Dataset excerpts »
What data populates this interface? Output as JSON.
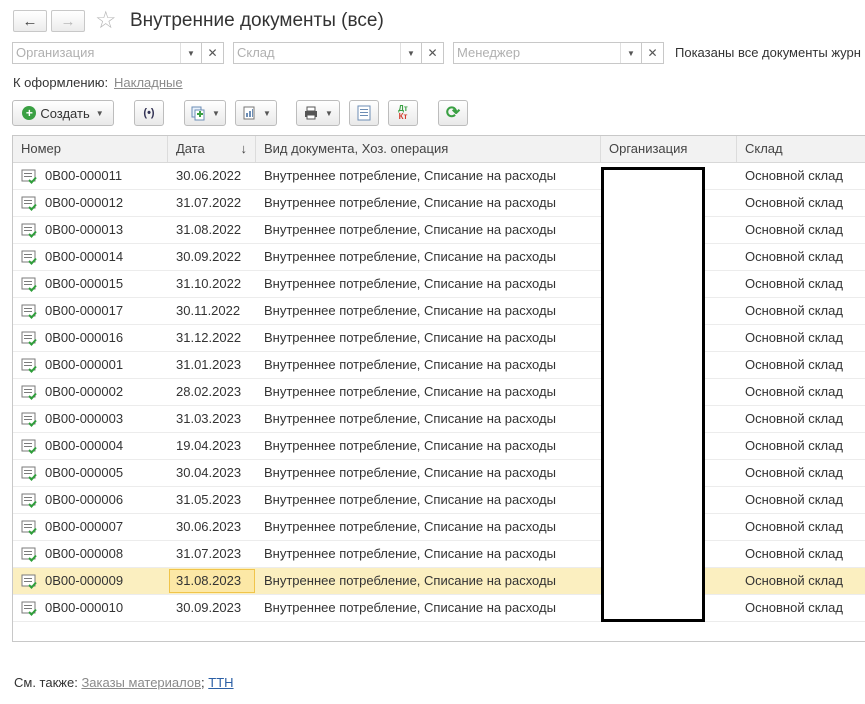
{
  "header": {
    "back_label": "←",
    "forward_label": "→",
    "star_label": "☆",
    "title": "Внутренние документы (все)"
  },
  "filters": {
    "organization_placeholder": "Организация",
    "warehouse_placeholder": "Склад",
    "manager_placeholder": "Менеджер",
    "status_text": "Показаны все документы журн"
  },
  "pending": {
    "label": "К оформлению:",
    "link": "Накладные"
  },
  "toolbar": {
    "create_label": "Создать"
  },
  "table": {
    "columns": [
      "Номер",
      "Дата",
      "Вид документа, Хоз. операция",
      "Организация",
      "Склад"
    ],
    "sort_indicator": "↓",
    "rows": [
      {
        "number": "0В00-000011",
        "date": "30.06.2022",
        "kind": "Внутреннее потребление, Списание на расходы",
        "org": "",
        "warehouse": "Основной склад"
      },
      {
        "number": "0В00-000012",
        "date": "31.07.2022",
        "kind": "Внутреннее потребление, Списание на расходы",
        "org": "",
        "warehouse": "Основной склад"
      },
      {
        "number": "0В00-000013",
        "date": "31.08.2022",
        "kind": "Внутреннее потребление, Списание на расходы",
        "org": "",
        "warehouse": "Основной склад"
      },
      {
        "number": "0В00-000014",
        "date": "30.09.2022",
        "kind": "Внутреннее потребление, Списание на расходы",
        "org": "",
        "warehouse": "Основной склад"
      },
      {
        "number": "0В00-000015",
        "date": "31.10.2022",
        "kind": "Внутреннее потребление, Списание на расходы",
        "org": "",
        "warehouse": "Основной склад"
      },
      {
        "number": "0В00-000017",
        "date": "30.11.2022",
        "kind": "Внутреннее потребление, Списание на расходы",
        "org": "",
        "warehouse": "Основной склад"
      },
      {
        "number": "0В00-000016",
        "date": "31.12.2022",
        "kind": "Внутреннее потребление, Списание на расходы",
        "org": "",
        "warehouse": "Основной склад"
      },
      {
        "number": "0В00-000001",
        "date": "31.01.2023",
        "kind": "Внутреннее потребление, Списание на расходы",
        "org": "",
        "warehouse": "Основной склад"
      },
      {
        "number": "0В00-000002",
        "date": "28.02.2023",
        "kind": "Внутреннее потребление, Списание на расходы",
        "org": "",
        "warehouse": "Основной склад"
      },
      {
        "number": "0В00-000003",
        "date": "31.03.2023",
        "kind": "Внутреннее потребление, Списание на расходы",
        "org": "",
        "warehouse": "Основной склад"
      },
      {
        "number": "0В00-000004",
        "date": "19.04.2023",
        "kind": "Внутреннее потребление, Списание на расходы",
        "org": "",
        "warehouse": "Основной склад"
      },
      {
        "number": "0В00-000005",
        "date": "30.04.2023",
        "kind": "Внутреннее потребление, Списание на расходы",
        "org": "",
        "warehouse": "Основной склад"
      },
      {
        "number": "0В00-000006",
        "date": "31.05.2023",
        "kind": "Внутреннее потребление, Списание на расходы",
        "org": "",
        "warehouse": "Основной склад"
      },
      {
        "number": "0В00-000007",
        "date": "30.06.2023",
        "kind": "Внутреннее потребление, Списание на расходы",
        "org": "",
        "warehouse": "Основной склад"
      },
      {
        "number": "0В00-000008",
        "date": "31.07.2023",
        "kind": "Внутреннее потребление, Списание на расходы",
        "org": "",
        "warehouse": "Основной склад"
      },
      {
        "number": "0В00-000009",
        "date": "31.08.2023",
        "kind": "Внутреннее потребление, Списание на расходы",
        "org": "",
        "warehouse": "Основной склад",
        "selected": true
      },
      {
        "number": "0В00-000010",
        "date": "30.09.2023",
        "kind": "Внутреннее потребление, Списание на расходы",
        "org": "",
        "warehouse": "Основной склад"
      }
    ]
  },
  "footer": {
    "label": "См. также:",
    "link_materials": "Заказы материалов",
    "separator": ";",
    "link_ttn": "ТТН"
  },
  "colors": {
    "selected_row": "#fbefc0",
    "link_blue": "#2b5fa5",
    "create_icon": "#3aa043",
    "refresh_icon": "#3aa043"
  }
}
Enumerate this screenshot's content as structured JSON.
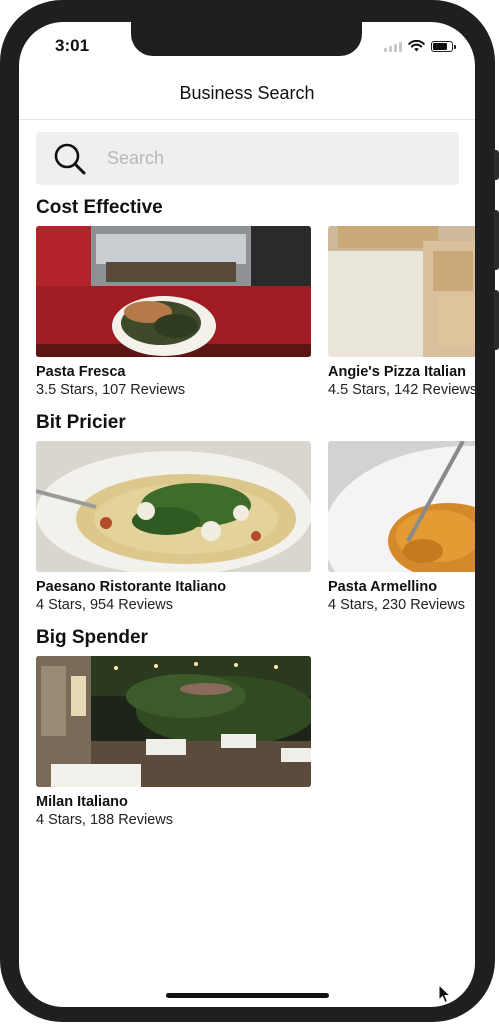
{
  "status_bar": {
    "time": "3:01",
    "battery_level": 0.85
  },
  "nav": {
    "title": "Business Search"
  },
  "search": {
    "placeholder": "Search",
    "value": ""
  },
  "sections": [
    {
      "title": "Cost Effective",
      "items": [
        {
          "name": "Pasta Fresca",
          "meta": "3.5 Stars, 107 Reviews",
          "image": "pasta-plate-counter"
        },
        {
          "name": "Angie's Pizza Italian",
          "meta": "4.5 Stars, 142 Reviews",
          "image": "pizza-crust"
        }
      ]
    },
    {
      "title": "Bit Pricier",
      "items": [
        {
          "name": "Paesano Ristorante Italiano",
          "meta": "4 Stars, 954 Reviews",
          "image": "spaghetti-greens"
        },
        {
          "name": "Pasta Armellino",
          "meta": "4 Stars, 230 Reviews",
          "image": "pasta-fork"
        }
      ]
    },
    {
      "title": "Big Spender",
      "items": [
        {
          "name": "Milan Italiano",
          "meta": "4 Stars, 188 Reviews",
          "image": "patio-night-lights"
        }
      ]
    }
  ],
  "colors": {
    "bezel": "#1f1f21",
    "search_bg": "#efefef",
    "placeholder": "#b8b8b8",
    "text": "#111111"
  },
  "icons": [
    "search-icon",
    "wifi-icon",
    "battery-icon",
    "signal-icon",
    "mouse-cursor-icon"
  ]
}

Task details »
Pictures aside, set down the lines from the one containing "Enumerate this screenshot's" through the end of the records above, exactly and only those.

Full solution »
Enumerate this screenshot's content as structured JSON.
{
  "status_bar": {
    "time": "3:01",
    "battery_level": 0.85
  },
  "nav": {
    "title": "Business Search"
  },
  "search": {
    "placeholder": "Search",
    "value": ""
  },
  "sections": [
    {
      "title": "Cost Effective",
      "items": [
        {
          "name": "Pasta Fresca",
          "meta": "3.5 Stars, 107 Reviews",
          "image": "pasta-plate-counter"
        },
        {
          "name": "Angie's Pizza Italian",
          "meta": "4.5 Stars, 142 Reviews",
          "image": "pizza-crust"
        }
      ]
    },
    {
      "title": "Bit Pricier",
      "items": [
        {
          "name": "Paesano Ristorante Italiano",
          "meta": "4 Stars, 954 Reviews",
          "image": "spaghetti-greens"
        },
        {
          "name": "Pasta Armellino",
          "meta": "4 Stars, 230 Reviews",
          "image": "pasta-fork"
        }
      ]
    },
    {
      "title": "Big Spender",
      "items": [
        {
          "name": "Milan Italiano",
          "meta": "4 Stars, 188 Reviews",
          "image": "patio-night-lights"
        }
      ]
    }
  ],
  "colors": {
    "bezel": "#1f1f21",
    "search_bg": "#efefef",
    "placeholder": "#b8b8b8",
    "text": "#111111"
  },
  "icons": [
    "search-icon",
    "wifi-icon",
    "battery-icon",
    "signal-icon",
    "mouse-cursor-icon"
  ]
}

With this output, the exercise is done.